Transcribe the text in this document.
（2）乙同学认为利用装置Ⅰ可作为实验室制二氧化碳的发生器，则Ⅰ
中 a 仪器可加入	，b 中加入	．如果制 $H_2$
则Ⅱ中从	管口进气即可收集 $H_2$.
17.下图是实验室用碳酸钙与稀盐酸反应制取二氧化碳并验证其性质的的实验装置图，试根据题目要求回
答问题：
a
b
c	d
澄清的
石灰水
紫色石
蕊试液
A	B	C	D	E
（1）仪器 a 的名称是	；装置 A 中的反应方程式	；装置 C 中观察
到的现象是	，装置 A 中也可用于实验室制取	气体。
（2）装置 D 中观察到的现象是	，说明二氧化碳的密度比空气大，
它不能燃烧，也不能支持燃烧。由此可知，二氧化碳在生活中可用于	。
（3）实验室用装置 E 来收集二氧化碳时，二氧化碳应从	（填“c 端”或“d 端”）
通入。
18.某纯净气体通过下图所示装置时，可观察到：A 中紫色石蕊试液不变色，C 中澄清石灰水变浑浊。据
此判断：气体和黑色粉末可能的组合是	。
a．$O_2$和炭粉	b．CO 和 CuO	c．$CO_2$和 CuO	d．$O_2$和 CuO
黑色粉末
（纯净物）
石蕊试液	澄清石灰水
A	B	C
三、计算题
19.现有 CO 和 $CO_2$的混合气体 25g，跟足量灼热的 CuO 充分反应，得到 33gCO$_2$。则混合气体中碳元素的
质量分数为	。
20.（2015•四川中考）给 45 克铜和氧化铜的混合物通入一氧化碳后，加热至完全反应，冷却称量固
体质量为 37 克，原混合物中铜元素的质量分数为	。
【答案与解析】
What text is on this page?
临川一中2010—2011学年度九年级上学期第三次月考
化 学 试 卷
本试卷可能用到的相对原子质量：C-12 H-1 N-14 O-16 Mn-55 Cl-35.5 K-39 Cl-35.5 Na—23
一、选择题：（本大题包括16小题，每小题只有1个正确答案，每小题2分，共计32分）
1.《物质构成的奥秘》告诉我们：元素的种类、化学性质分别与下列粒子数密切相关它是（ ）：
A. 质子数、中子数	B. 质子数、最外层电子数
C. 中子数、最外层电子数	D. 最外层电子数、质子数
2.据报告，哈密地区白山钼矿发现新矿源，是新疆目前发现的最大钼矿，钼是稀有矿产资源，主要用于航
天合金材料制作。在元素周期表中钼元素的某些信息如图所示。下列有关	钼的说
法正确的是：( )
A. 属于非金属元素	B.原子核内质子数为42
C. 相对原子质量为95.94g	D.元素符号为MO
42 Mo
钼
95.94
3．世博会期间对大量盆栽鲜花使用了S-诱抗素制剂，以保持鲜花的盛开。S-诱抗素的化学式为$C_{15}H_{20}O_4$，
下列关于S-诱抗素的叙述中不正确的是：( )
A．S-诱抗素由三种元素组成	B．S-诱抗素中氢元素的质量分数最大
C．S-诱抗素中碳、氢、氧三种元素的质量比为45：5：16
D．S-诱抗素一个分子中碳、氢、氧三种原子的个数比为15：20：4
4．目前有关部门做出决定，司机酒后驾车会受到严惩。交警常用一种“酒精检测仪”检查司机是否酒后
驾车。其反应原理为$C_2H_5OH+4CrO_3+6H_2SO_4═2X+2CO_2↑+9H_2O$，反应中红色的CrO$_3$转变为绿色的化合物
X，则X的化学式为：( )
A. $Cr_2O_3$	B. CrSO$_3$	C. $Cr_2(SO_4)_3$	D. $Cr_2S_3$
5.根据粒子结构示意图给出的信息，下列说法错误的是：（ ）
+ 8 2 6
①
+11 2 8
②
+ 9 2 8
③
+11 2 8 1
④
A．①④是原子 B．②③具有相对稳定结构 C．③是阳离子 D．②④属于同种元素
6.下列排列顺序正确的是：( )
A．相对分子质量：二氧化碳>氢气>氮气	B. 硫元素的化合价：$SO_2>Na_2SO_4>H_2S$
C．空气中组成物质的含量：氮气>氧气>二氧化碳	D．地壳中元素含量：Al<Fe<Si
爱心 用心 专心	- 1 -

====

* [Exercise objective]:
Go through the material above line by line and copy it exactly.

* [Task output]:
Transcribe the text in this document.
（2）乙同学认为利用装置Ⅰ可作为实验室制二氧化碳的发生器，则Ⅰ
中 a 仪器可加入	，b 中加入	．如果制 $H_2$
则Ⅱ中从	管口进气即可收集 $H_2$.
17.下图是实验室用碳酸钙与稀盐酸反应制取二氧化碳并验证其性质的的实验装置图，试根据题目要求回
答问题：
a
b
c	d
澄清的
石灰水
紫色石
蕊试液
A	B	C	D	E
（1）仪器 a 的名称是	；装置 A 中的反应方程式	；装置 C 中观察
到的现象是	，装置 A 中也可用于实验室制取	气体。
（2）装置 D 中观察到的现象是	，说明二氧化碳的密度比空气大，
它不能燃烧，也不能支持燃烧。由此可知，二氧化碳在生活中可用于	。
（3）实验室用装置 E 来收集二氧化碳时，二氧化碳应从	（填“c 端”或“d 端”）
通入。
18.某纯净气体通过下图所示装置时，可观察到：A 中紫色石蕊试液不变色，C 中澄清石灰水变浑浊。据
此判断：气体和黑色粉末可能的组合是	。
a．$O_2$和炭粉	b．CO 和 CuO	c．$CO_2$和 CuO	d．$O_2$和 CuO
黑色粉末
（纯净物）
石蕊试液	澄清石灰水
A	B	C
三、计算题
19.现有 CO 和 $CO_2$的混合气体 25g，跟足量灼热的 CuO 充分反应，得到 33gCO$_2$。则混合气体中碳元素的
质量分数为	。
20.（2015•四川中考）给 45 克铜和氧化铜的混合物通入一氧化碳后，加热至完全反应，冷却称量固
体质量为 37 克，原混合物中铜元素的质量分数为	。
【答案与解析】
What text is on this page?
临川一中2010—2011学年度九年级上学期第三次月考
化 学 试 卷
本试卷可能用到的相对原子质量：C-12 H-1 N-14 O-16 Mn-55 Cl-35.5 K-39 Cl-35.5 Na—23
一、选择题：（本大题包括16小题，每小题只有1个正确答案，每小题2分，共计32分）
1.《物质构成的奥秘》告诉我们：元素的种类、化学性质分别与下列粒子数密切相关它是（ ）：
A. 质子数、中子数	B. 质子数、最外层电子数
C. 中子数、最外层电子数	D. 最外层电子数、质子数
2.据报告，哈密地区白山钼矿发现新矿源，是新疆目前发现的最大钼矿，钼是稀有矿产资源，主要用于航
天合金材料制作。在元素周期表中钼元素的某些信息如图所示。下列有关	钼的说
法正确的是：( )
A. 属于非金属元素	B.原子核内质子数为42
C. 相对原子质量为95.94g	D.元素符号为MO
42 Mo
钼
95.94
3．世博会期间对大量盆栽鲜花使用了S-诱抗素制剂，以保持鲜花的盛开。S-诱抗素的化学式为$C_{15}H_{20}O_4$，
下列关于S-诱抗素的叙述中不正确的是：( )
A．S-诱抗素由三种元素组成	B．S-诱抗素中氢元素的质量分数最大
C．S-诱抗素中碳、氢、氧三种元素的质量比为45：5：16
D．S-诱抗素一个分子中碳、氢、氧三种原子的个数比为15：20：4
4．目前有关部门做出决定，司机酒后驾车会受到严惩。交警常用一种“酒精检测仪”检查司机是否酒后
驾车。其反应原理为$C_2H_5OH+4CrO_3+6H_2SO_4═2X+2CO_2↑+9H_2O$，反应中红色的CrO$_3$转变为绿色的化合物
X，则X的化学式为：( )
A. $Cr_2O_3$	B. CrSO$_3$	C. $Cr_2(SO_4)_3$	D. $Cr_2S_3$
5.根据粒子结构示意图给出的信息，下列说法错误的是：（ ）
+ 8 2 6
①
+11 2 8
②
+ 9 2 8
③
+11 2 8 1
④
A．①④是原子 B．②③具有相对稳定结构 C．③是阳离子 D．②④属于同种元素
6.下列排列顺序正确的是：( )
A．相对分子质量：二氧化碳>氢气>氮气	B. 硫元素的化合价：$SO_2>Na_2SO_4>H_2S$
C．空气中组成物质的含量：氮气>氧气>二氧化碳	D．地壳中元素含量：Al<Fe<Si
爱心 用心 专心	- 1 -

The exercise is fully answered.